> Exercise directions
Where a line in the listing contains the string "Option", copy that line out.
* START Data for this exercise *
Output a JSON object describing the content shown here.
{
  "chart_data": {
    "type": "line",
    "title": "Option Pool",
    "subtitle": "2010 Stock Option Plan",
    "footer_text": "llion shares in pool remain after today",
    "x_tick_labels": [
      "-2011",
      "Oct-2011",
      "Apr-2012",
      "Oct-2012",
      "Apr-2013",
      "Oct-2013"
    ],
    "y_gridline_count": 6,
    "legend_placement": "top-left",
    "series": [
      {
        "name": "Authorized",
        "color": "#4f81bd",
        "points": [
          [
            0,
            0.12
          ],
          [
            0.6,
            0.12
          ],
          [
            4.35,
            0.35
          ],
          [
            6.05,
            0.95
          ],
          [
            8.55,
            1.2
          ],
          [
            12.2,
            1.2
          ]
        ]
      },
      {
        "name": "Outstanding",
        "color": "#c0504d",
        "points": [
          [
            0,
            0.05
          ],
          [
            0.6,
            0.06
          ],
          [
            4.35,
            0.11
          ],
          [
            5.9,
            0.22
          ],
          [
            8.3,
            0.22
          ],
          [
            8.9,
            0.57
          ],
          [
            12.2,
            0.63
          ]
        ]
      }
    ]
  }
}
* END Data for this exercise *
> Task solution
    "title": "Option Pool",
    "subtitle": "2010 Stock Option Plan",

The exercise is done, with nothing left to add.